Records shown
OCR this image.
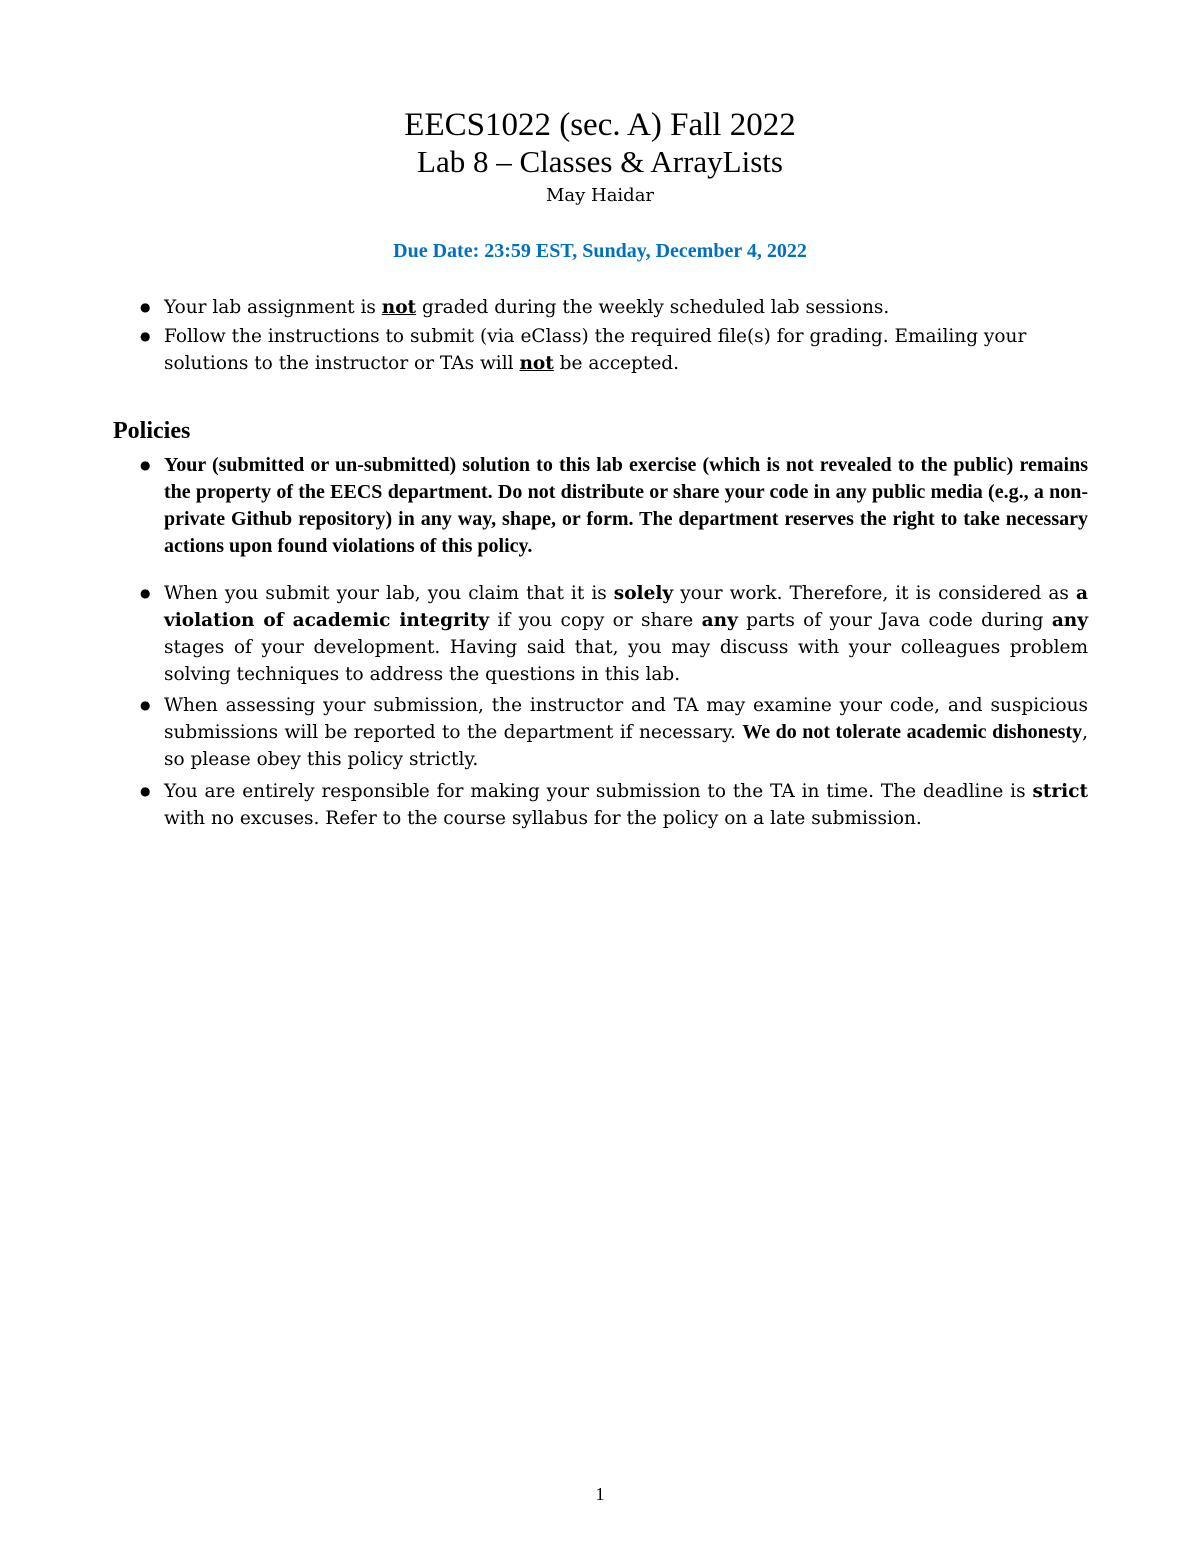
EECS1022 (sec. A) Fall 2022
Lab 8 – Classes & ArrayLists
May Haidar
Due Date: 23:59 EST, Sunday, December 4, 2022
● Your lab assignment is not graded during the weekly scheduled lab sessions.
● Follow the instructions to submit (via eClass) the required file(s) for grading. Emailing your solutions to the instructor or TAs will not be accepted.
Policies
● Your (submitted or un-submitted) solution to this lab exercise (which is not revealed to the public) remains the property of the EECS department. Do not distribute or share your code in any public media (e.g., a non-private Github repository) in any way, shape, or form. The department reserves the right to take necessary actions upon found violations of this policy.
● When you submit your lab, you claim that it is solely your work. Therefore, it is considered as a violation of academic integrity if you copy or share any parts of your Java code during any stages of your development. Having said that, you may discuss with your colleagues problem solving techniques to address the questions in this lab.
● When assessing your submission, the instructor and TA may examine your code, and suspicious submissions will be reported to the department if necessary. We do not tolerate academic dishonesty, so please obey this policy strictly.
● You are entirely responsible for making your submission to the TA in time. The deadline is strict with no excuses. Refer to the course syllabus for the policy on a late submission.
1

Challenge
Repeat all of the entries word for word, but omit the pictures.

Finished answer
OCR this image.
EECS1022 (sec. A) Fall 2022
Lab 8 – Classes & ArrayLists
May Haidar
Due Date: 23:59 EST, Sunday, December 4, 2022
● Your lab assignment is not graded during the weekly scheduled lab sessions.
● Follow the instructions to submit (via eClass) the required file(s) for grading. Emailing your solutions to the instructor or TAs will not be accepted.
Policies
● Your (submitted or un-submitted) solution to this lab exercise (which is not revealed to the public) remains the property of the EECS department. Do not distribute or share your code in any public media (e.g., a non-private Github repository) in any way, shape, or form. The department reserves the right to take necessary actions upon found violations of this policy.
● When you submit your lab, you claim that it is solely your work. Therefore, it is considered as a violation of academic integrity if you copy or share any parts of your Java code during any stages of your development. Having said that, you may discuss with your colleagues problem solving techniques to address the questions in this lab.
● When assessing your submission, the instructor and TA may examine your code, and suspicious submissions will be reported to the department if necessary. We do not tolerate academic dishonesty, so please obey this policy strictly.
● You are entirely responsible for making your submission to the TA in time. The deadline is strict with no excuses. Refer to the course syllabus for the policy on a late submission.
1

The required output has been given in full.